GOAL — Copy every line from the data below in which the string "Demonstrativpronomen" can be found.
--- start ---
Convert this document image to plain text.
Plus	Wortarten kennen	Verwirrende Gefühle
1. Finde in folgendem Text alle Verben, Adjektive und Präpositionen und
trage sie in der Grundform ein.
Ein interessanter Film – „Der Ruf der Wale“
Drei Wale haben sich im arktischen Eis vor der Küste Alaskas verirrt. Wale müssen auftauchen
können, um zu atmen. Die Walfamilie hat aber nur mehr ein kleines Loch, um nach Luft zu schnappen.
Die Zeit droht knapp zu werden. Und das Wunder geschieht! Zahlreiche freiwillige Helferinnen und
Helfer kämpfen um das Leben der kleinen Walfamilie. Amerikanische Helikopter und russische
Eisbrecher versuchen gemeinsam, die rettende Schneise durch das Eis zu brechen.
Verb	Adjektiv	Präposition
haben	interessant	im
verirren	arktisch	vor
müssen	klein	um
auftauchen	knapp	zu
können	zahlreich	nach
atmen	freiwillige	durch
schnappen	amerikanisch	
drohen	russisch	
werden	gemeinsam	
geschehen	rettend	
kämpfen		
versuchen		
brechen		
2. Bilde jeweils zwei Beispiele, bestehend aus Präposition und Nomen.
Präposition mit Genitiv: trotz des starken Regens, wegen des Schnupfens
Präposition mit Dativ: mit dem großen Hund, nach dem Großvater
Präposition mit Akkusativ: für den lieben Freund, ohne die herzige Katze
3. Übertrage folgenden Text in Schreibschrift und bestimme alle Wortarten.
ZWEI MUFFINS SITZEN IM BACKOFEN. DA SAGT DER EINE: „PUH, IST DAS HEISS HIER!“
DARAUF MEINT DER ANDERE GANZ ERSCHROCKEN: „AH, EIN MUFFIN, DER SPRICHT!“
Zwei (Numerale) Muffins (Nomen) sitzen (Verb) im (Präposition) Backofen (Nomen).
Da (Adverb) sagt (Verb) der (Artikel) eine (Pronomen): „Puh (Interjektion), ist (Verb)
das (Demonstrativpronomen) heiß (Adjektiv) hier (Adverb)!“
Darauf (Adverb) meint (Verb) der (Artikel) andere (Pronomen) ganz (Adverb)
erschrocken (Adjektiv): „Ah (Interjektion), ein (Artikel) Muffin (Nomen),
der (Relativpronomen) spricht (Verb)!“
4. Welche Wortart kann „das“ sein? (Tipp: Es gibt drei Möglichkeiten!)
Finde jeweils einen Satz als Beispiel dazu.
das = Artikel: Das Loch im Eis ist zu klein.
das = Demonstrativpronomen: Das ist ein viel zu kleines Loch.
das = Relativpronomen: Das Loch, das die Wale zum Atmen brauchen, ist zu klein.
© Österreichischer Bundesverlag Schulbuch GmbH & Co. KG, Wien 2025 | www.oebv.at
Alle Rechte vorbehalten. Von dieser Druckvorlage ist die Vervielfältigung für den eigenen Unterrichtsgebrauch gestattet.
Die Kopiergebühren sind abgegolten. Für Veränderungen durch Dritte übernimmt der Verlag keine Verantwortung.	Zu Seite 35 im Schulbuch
--- end ---
REPLY —
das (Demonstrativpronomen) heiß (Adjektiv) hier (Adverb)!“
das = Demonstrativpronomen: Das ist ein viel zu kleines Loch.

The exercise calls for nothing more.